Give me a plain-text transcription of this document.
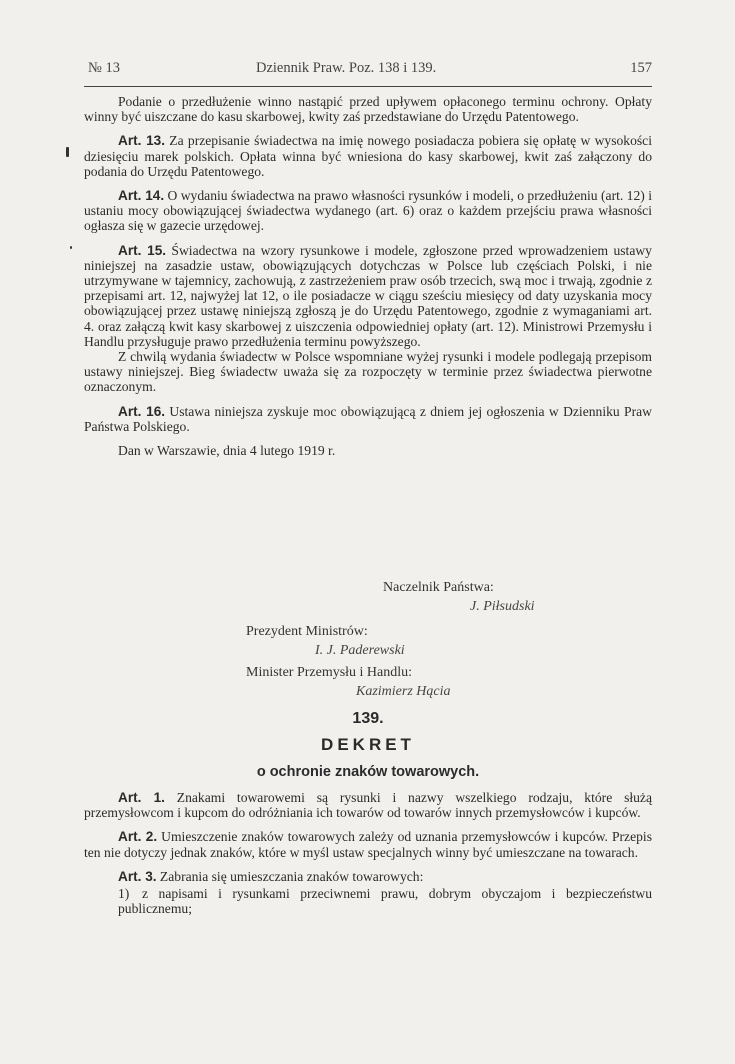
№ 13	Dziennik Praw. Poz. 138 i 139.	157

Podanie o przedłużenie winno nastąpić przed upływem opłaconego terminu ochrony. Opłaty winny być uiszczane do kasu skarbowej, kwity zaś przedstawiane do Urzędu Patentowego.

Art. 13. Za przepisanie świadectwa na imię nowego posiadacza pobiera się opłatę w wysokości dziesięciu marek polskich. Opłata winna być wniesiona do kasy skarbowej, kwit zaś załączony do podania do Urzędu Patentowego.

Art. 14. O wydaniu świadectwa na prawo własności rysunków i modeli, o przedłużeniu (art. 12) i ustaniu mocy obowiązującej świadectwa wydanego (art. 6) oraz o każdem przejściu prawa własności ogłasza się w gazecie urzędowej.

Art. 15. Świadectwa na wzory rysunkowe i modele, zgłoszone przed wprowadzeniem ustawy niniejszej na zasadzie ustaw, obowiązujących dotychczas w Polsce lub częściach Polski, i nie utrzymywane w tajemnicy, zachowują, z zastrzeżeniem praw osób trzecich, swą moc i trwają, zgodnie z przepisami art. 12, najwyżej lat 12, o ile posiadacze w ciągu sześciu miesięcy od daty uzyskania mocy obowiązującej przez ustawę niniejszą zgłoszą je do Urzędu Patentowego, zgodnie z wymaganiami art. 4. oraz załączą kwit kasy skarbowej z uiszczenia odpowiedniej opłaty (art. 12). Ministrowi Przemysłu i Handlu przysługuje prawo przedłużenia terminu powyższego.

Z chwilą wydania świadectw w Polsce wspomniane wyżej rysunki i modele podlegają przepisom ustawy niniejszej. Bieg świadectw uważa się za rozpoczęty w terminie przez świadectwa pierwotne oznaczonym.

Art. 16. Ustawa niniejsza zyskuje moc obowiązującą z dniem jej ogłoszenia w Dzienniku Praw Państwa Polskiego.

Dan w Warszawie, dnia 4 lutego 1919 r.

Naczelnik Państwa:
J. Piłsudski
Prezydent Ministrów:
I. J. Paderewski
Minister Przemysłu i Handlu:
Kazimierz Hącia
139.
DEKRET
o ochronie znaków towarowych.

Art. 1. Znakami towarowemi są rysunki i nazwy wszelkiego rodzaju, które służą przemysłowcom i kupcom do odróżniania ich towarów od towarów innych przemysłowców i kupców.

Art. 2. Umieszczenie znaków towarowych zależy od uznania przemysłowców i kupców. Przepis ten nie dotyczy jednak znaków, które w myśl ustaw specjalnych winny być umieszczane na towarach.

Art. 3. Zabrania się umieszczania znaków towarowych:

1) z napisami i rysunkami przeciwnemi prawu, dobrym obyczajom i bezpieczeństwu publicznemu;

→ **GOAL OF THE EXERCISE**: Output the records above exactly as they are, leaving out the pictures.

→ **RESULT**:
Give me a plain-text transcription of this document.
№ 13	Dziennik Praw. Poz. 138 i 139.	157

Podanie o przedłużenie winno nastąpić przed upływem opłaconego terminu ochrony. Opłaty winny być uiszczane do kasu skarbowej, kwity zaś przedstawiane do Urzędu Patentowego.

Art. 13. Za przepisanie świadectwa na imię nowego posiadacza pobiera się opłatę w wysokości dziesięciu marek polskich. Opłata winna być wniesiona do kasy skarbowej, kwit zaś załączony do podania do Urzędu Patentowego.

Art. 14. O wydaniu świadectwa na prawo własności rysunków i modeli, o przedłużeniu (art. 12) i ustaniu mocy obowiązującej świadectwa wydanego (art. 6) oraz o każdem przejściu prawa własności ogłasza się w gazecie urzędowej.

Art. 15. Świadectwa na wzory rysunkowe i modele, zgłoszone przed wprowadzeniem ustawy niniejszej na zasadzie ustaw, obowiązujących dotychczas w Polsce lub częściach Polski, i nie utrzymywane w tajemnicy, zachowują, z zastrzeżeniem praw osób trzecich, swą moc i trwają, zgodnie z przepisami art. 12, najwyżej lat 12, o ile posiadacze w ciągu sześciu miesięcy od daty uzyskania mocy obowiązującej przez ustawę niniejszą zgłoszą je do Urzędu Patentowego, zgodnie z wymaganiami art. 4. oraz załączą kwit kasy skarbowej z uiszczenia odpowiedniej opłaty (art. 12). Ministrowi Przemysłu i Handlu przysługuje prawo przedłużenia terminu powyższego.

Z chwilą wydania świadectw w Polsce wspomniane wyżej rysunki i modele podlegają przepisom ustawy niniejszej. Bieg świadectw uważa się za rozpoczęty w terminie przez świadectwa pierwotne oznaczonym.

Art. 16. Ustawa niniejsza zyskuje moc obowiązującą z dniem jej ogłoszenia w Dzienniku Praw Państwa Polskiego.

Dan w Warszawie, dnia 4 lutego 1919 r.

Naczelnik Państwa:
J. Piłsudski
Prezydent Ministrów:
I. J. Paderewski
Minister Przemysłu i Handlu:
Kazimierz Hącia
139.
DEKRET
o ochronie znaków towarowych.

Art. 1. Znakami towarowemi są rysunki i nazwy wszelkiego rodzaju, które służą przemysłowcom i kupcom do odróżniania ich towarów od towarów innych przemysłowców i kupców.

Art. 2. Umieszczenie znaków towarowych zależy od uznania przemysłowców i kupców. Przepis ten nie dotyczy jednak znaków, które w myśl ustaw specjalnych winny być umieszczane na towarach.

Art. 3. Zabrania się umieszczania znaków towarowych:

1) z napisami i rysunkami przeciwnemi prawu, dobrym obyczajom i bezpieczeństwu publicznemu;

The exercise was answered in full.